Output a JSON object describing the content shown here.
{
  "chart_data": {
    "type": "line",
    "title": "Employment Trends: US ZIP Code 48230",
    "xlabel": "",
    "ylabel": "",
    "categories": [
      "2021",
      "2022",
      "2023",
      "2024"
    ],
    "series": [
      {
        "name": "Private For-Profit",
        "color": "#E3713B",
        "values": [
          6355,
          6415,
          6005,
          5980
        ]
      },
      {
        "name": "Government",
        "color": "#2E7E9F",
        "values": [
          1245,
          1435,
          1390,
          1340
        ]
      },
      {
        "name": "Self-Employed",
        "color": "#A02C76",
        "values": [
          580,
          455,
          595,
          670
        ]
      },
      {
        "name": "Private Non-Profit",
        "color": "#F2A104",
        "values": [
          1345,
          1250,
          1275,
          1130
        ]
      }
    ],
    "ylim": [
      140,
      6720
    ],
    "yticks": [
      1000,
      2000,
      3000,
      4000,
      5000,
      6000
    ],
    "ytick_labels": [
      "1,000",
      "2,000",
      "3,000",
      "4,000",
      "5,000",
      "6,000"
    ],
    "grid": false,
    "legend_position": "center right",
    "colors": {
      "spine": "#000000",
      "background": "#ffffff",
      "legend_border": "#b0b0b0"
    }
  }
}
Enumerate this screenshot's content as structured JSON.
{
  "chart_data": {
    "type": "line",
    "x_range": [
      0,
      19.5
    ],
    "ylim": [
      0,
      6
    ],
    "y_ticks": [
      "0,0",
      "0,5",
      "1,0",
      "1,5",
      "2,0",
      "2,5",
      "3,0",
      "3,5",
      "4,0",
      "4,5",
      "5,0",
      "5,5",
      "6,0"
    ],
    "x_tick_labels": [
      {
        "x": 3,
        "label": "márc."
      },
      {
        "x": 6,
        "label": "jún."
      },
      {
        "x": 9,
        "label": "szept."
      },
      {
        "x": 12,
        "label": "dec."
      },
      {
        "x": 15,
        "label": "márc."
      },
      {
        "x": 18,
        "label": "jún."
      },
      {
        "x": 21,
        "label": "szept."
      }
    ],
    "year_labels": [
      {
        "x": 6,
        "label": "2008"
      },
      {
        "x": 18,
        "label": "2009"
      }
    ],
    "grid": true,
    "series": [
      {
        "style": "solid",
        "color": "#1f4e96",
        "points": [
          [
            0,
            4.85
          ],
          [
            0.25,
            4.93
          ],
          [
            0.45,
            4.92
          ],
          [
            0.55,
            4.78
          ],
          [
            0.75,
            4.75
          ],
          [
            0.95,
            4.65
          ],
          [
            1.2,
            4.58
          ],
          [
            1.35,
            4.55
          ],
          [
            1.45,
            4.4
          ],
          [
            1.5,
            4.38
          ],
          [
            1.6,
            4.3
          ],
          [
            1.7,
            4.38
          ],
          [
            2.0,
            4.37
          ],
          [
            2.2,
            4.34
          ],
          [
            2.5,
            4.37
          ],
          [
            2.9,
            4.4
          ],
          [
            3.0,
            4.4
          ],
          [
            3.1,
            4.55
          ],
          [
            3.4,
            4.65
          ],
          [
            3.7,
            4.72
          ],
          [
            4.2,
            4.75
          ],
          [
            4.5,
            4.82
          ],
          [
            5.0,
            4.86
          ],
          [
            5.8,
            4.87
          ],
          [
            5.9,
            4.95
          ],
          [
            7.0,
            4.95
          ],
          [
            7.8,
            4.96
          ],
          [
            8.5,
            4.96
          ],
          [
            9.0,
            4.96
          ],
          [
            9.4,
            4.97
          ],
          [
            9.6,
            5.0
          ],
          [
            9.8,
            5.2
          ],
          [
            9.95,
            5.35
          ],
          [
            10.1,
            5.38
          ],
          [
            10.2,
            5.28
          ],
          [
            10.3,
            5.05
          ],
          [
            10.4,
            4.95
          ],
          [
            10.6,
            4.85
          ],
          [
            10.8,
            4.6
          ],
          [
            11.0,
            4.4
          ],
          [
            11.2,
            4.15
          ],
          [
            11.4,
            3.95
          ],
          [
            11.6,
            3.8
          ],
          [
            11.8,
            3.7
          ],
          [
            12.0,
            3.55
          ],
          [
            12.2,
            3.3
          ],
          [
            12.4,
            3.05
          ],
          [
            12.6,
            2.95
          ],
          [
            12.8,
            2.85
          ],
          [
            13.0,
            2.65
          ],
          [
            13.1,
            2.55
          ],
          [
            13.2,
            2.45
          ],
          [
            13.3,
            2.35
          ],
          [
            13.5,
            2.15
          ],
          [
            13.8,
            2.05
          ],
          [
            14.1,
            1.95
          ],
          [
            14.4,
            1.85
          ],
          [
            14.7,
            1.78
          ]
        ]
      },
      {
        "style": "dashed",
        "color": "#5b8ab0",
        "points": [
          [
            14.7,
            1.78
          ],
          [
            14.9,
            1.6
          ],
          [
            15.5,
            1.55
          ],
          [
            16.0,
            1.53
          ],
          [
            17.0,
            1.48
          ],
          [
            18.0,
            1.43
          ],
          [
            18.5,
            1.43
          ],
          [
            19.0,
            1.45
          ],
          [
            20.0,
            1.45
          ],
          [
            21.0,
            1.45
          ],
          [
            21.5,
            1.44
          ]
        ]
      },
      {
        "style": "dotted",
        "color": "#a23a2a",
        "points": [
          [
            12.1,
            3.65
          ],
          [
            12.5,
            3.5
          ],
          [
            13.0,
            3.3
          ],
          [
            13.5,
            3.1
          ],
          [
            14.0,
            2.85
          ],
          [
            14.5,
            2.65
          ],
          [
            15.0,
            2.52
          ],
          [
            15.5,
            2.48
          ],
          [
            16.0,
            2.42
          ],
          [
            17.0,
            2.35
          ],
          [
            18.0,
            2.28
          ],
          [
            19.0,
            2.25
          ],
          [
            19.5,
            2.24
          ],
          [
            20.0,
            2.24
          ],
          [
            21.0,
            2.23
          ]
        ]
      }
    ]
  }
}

--------------------------------

Pick out every line above that holds the word "content" and copy it.

● **The result**:
Output a JSON object describing the content shown here.
Enumerate this screenshot's content as structured JSON.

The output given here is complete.